EXERCISE OBJECTIVE → Return the records word for word. Any pictures in them are not part of the copy.

++++++++++

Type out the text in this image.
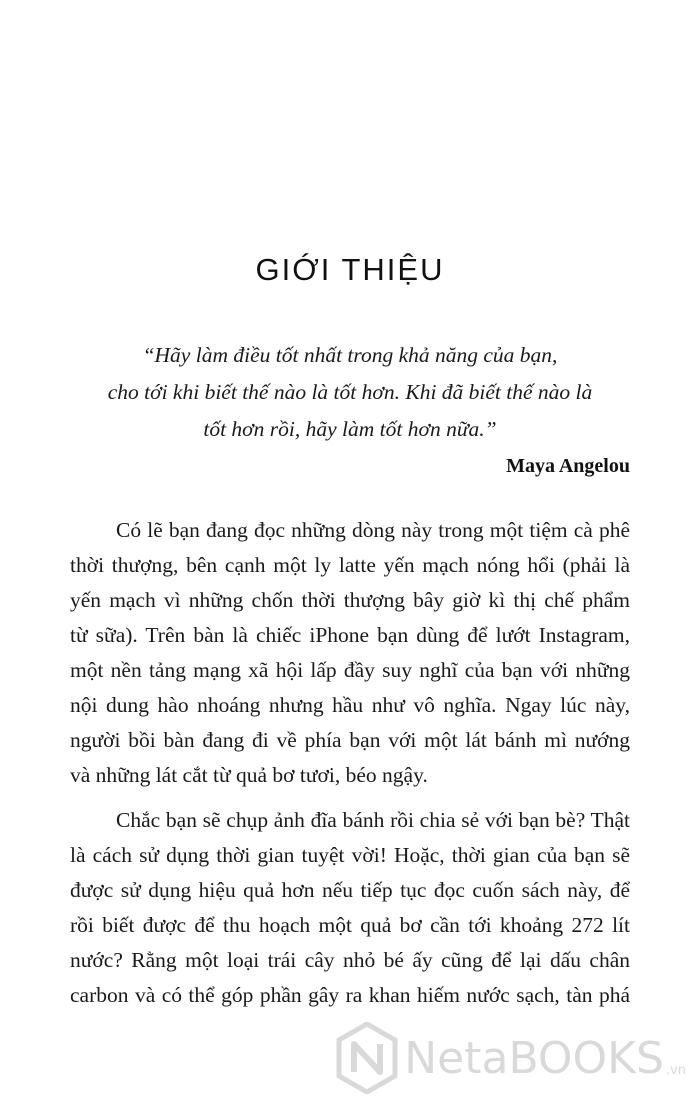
GIỚI THIỆU
“Hãy làm điều tốt nhất trong khả năng của bạn,
cho tới khi biết thế nào là tốt hơn. Khi đã biết thế nào là
tốt hơn rồi, hãy làm tốt hơn nữa.”

Maya Angelou

Có lẽ bạn đang đọc những dòng này trong một tiệm cà phê
thời thượng, bên cạnh một ly latte yến mạch nóng hổi (phải là
yến mạch vì những chốn thời thượng bây giờ kì thị chế phẩm
từ sữa). Trên bàn là chiếc iPhone bạn dùng để lướt Instagram,
một nền tảng mạng xã hội lấp đầy suy nghĩ của bạn với những
nội dung hào nhoáng nhưng hầu như vô nghĩa. Ngay lúc này,
người bồi bàn đang đi về phía bạn với một lát bánh mì nướng
và những lát cắt từ quả bơ tươi, béo ngậy.
Chắc bạn sẽ chụp ảnh đĩa bánh rồi chia sẻ với bạn bè? Thật
là cách sử dụng thời gian tuyệt vời! Hoặc, thời gian của bạn sẽ
được sử dụng hiệu quả hơn nếu tiếp tục đọc cuốn sách này, để
rồi biết được để thu hoạch một quả bơ cần tới khoảng 272 lít
nước? Rằng một loại trái cây nhỏ bé ấy cũng để lại dấu chân
carbon và có thể góp phần gây ra khan hiếm nước sạch, tàn phá
NetaBOOKS .vn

++++++++++

EXERCISE OUTPUT →
Type out the text in this image.
GIỚI THIỆU
“Hãy làm điều tốt nhất trong khả năng của bạn,
cho tới khi biết thế nào là tốt hơn. Khi đã biết thế nào là
tốt hơn rồi, hãy làm tốt hơn nữa.”

Maya Angelou

Có lẽ bạn đang đọc những dòng này trong một tiệm cà phê
thời thượng, bên cạnh một ly latte yến mạch nóng hổi (phải là
yến mạch vì những chốn thời thượng bây giờ kì thị chế phẩm
từ sữa). Trên bàn là chiếc iPhone bạn dùng để lướt Instagram,
một nền tảng mạng xã hội lấp đầy suy nghĩ của bạn với những
nội dung hào nhoáng nhưng hầu như vô nghĩa. Ngay lúc này,
người bồi bàn đang đi về phía bạn với một lát bánh mì nướng
và những lát cắt từ quả bơ tươi, béo ngậy.
Chắc bạn sẽ chụp ảnh đĩa bánh rồi chia sẻ với bạn bè? Thật
là cách sử dụng thời gian tuyệt vời! Hoặc, thời gian của bạn sẽ
được sử dụng hiệu quả hơn nếu tiếp tục đọc cuốn sách này, để
rồi biết được để thu hoạch một quả bơ cần tới khoảng 272 lít
nước? Rằng một loại trái cây nhỏ bé ấy cũng để lại dấu chân
carbon và có thể góp phần gây ra khan hiếm nước sạch, tàn phá
NetaBOOKS .vn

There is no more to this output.